- **STATED PROBLEM 1**:
Answer these questions from the text on Mercator's map of Africa:
(a) In what year was Mercator's twenty-one sheet wall map of the world first published?
(b) Who engraved the atlas version of the map, and in what year?
(c) Around what year did the letter sent to the Byzantine Emperor Manuel I circulate, and how many medieval manuscript copies of it survive?

- **TEXT TO READ**:
Nice hand-colored example of the most influential maps of Africa published at the end of the 16th century.

Mercator's finely engraved map of Africa depicts the continent as it was known in the late 16th century. This map is based on Gerard Mercator's twenty-one sheet wall map of the world, first published in 1569. The atlas version of the map was engraved by Gerard Mecator's grandson Gerard, in 1595, the year after the elder Gerard Mercator's death. This map has a high degree of accuracy especially along the coastline that was unsurpassed by any other 16th-century cartographer. Much of the interior of Africa defers to the traditions of Ptolemy; the Nile river is shown with two lakes and the Mountains of the Moon across southern Africa. Mercator does show European advance into the interior. For example, Mercator shows Portuguese exploration up the Cuama (Zambezi) River into the interior of south-central Africa in the region of Monomotapa or Benamataxa, as he named it on his map. Ca. Portogal (the Portuguese Fort) is placed on the map within the junction of the Spirito and Cuama rivers.

Mercator tried to adhere to a more scientific approach and did not include the numerous beasts of other cartographers. The only figure within Africa is the seated legendary priest-king, Prester John, in Ethiopia. The cartouche is quite decorative with a bounty of fruit and two satyrs. The fine script is superb and the sea has Mercator's signature moire pattern.

Prester John

One of the most important geographic enigmas of the Medieval and early modern periods was the kingdom of Prester John. The legend of a Christian Kingdom lost among Muslim lands was popular from the twelfth century and continued long into the seventeenth. Prester John was supposedly descended from one of the three magi. Over time, the utopian kingdom of Prester John came to house a bevy of other fantastical objects, including the Fountain of Youth.

The idea of a Christian King, a Presbyter John, of immense wealth had been circulating since the mid-twelfth century, part of the rumors that swirled around the Crusades. The story received a boost from a mysterious letter sent to the Byzantine Emperor Manuel I. The letter, supposedly written by John, describes his power, faith, and lands. The letter circulated ca. 1165 and survives in nearly 100 medieval manuscript copies. Initially, Europeans thought Prester John’s kingdom was in India, and later in Central Asia. Finally, in the early modern period, the search shifted to Africa, specifically in Christian Ethiopia.  

The story and the desire to find the kingdom was ubiquitous across Europe for centuries, losing steam only in the seventeenth century when antiquarians found that the Prester John story had no convincing ties to Ethiopia. Its popularity testifies to the anxieties within the Christian faith during an epoch when Christianity was fighting for survival in the Middle East, and when Christian Europe was often in conflict with Muslims in the Ottoman Empire and was encountering Indigenous peoples, and their religious systems, around the world.   

Mountains of the Moon and the source of the Nile

Typically, mapmakers thought the Nile River rose from twin lakes south of the equator, which were near the Mountains of the Moon. Streams from the mountains fed the lakes. Ptolemy describes such a lakes-and -mountains layout in his works, although the precise identification of the Mountains of the Moon may have been a fourth century addition to his text.

- **EXERCISE MATERIALS**:
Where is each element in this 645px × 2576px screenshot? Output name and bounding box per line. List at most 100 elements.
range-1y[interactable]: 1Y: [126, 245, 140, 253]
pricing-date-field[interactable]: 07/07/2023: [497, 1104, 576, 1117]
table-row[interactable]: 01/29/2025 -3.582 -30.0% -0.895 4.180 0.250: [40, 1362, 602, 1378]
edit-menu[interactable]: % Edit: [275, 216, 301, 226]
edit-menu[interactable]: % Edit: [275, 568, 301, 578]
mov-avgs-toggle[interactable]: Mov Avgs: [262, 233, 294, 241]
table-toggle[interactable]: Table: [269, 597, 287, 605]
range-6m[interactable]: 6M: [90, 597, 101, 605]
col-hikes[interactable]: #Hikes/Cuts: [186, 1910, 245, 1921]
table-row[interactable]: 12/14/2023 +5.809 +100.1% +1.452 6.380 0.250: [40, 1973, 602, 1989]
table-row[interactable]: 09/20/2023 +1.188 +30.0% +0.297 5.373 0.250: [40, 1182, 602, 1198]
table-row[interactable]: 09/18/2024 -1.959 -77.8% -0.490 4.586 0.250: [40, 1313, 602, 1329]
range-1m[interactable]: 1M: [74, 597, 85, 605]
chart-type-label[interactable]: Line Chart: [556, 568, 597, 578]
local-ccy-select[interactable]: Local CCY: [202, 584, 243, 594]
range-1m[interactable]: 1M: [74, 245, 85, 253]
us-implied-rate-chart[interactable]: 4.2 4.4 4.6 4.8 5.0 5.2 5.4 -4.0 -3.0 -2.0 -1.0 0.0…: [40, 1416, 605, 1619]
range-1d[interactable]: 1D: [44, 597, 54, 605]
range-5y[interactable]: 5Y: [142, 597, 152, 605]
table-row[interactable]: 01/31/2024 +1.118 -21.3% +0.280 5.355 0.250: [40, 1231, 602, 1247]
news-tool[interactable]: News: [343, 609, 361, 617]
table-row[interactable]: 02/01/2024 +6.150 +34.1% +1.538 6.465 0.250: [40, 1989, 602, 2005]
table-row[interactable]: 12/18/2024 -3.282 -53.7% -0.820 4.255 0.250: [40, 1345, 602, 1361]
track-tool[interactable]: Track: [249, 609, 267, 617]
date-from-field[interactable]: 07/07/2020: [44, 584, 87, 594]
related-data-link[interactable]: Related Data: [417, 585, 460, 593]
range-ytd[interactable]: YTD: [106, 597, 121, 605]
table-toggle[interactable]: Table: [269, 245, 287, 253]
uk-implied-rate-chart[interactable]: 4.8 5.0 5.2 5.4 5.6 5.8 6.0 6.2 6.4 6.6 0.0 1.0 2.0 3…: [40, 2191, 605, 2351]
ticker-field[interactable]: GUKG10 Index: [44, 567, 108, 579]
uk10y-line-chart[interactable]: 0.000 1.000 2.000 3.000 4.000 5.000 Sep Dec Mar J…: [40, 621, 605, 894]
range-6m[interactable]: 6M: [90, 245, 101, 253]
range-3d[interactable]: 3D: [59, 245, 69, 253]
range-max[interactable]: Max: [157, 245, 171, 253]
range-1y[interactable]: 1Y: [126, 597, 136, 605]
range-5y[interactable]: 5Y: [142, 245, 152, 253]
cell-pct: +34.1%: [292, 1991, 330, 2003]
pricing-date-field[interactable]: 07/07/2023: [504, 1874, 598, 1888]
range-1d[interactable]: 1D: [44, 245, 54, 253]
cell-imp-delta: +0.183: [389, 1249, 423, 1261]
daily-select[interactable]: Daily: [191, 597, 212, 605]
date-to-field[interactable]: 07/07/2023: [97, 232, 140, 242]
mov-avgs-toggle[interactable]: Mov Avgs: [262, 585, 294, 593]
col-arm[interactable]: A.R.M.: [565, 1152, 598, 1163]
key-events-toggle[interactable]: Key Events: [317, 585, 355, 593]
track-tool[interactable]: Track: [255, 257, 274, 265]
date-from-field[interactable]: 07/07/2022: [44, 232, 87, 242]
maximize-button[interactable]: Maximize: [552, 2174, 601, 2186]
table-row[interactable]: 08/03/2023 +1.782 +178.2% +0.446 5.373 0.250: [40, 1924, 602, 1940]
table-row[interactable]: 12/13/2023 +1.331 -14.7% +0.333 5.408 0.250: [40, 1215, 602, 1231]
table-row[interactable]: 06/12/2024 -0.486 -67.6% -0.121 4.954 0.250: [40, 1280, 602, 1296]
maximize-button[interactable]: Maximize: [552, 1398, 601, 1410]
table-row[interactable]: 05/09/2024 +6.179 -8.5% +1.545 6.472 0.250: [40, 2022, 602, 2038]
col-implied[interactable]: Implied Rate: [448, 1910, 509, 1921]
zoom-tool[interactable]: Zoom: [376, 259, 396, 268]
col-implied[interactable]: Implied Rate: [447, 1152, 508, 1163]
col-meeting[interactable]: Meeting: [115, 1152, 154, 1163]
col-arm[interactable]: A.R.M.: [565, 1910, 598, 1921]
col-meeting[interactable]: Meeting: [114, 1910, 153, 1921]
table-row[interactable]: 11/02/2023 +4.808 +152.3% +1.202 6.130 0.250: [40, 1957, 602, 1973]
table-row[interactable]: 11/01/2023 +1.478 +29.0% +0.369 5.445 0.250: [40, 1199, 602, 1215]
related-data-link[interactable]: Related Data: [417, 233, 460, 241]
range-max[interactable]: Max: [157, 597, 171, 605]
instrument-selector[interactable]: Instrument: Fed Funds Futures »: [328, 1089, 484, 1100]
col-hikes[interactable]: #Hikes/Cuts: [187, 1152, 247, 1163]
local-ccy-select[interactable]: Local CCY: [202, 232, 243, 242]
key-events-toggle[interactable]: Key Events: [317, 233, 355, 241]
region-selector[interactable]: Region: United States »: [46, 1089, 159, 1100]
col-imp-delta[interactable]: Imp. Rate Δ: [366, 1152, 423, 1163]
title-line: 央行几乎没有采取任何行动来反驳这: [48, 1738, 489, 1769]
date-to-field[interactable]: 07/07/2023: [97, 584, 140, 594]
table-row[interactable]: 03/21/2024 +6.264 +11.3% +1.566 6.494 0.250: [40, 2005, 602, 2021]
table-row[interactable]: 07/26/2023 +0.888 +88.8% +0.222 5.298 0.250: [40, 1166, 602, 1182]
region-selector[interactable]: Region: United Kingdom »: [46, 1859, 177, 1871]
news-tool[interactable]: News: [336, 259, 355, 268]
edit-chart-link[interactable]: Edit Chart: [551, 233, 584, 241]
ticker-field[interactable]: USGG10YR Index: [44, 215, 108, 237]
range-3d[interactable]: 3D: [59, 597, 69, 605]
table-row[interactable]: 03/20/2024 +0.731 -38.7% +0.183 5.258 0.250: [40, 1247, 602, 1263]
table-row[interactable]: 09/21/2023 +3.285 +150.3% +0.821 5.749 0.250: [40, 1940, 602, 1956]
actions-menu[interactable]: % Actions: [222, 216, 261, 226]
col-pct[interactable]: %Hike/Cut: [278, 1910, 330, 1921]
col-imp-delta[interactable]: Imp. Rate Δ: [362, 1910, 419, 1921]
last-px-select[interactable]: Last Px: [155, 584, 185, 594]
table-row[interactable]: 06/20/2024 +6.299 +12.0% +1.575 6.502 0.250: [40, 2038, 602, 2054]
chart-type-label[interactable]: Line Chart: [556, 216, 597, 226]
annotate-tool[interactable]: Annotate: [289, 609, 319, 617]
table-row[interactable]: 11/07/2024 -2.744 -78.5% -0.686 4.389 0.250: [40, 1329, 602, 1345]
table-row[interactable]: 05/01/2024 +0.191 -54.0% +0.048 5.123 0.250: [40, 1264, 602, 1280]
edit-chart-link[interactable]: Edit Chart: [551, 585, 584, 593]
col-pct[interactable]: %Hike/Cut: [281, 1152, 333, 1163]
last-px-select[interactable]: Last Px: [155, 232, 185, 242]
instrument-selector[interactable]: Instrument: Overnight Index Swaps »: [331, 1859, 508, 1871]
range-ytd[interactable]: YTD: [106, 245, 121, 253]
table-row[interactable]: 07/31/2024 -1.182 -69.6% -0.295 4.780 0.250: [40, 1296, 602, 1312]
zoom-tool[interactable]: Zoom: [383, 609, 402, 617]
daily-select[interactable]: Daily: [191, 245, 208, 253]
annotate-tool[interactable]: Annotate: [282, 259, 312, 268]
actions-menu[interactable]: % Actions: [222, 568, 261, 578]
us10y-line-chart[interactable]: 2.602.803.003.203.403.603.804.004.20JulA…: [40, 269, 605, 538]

- **STATED PROBLEM 2**: Retype the records, beginning at their first line and stopping after the line that contains "col-hikes[interactable]: #Hikes/Cuts: [186, 1910, 245, 1921]". Include both of those lines.

- **COMPLETE ANSWER 1**:
(a) 1569.
(b) Gerard Mercator's grandson Gerard engraved it in 1595.
(c) The letter circulated around 1165, and nearly 100 medieval manuscript copies survive.

- **COMPLETE ANSWER 2**:
Where is each element in this 645px × 2576px screenshot? Output name and bounding box per line. List at most 100 elements.
range-1y[interactable]: 1Y: [126, 245, 140, 253]
pricing-date-field[interactable]: 07/07/2023: [497, 1104, 576, 1117]
table-row[interactable]: 01/29/2025 -3.582 -30.0% -0.895 4.180 0.250: [40, 1362, 602, 1378]
edit-menu[interactable]: % Edit: [275, 216, 301, 226]
edit-menu[interactable]: % Edit: [275, 568, 301, 578]
mov-avgs-toggle[interactable]: Mov Avgs: [262, 233, 294, 241]
table-toggle[interactable]: Table: [269, 597, 287, 605]
range-6m[interactable]: 6M: [90, 597, 101, 605]
col-hikes[interactable]: #Hikes/Cuts: [186, 1910, 245, 1921]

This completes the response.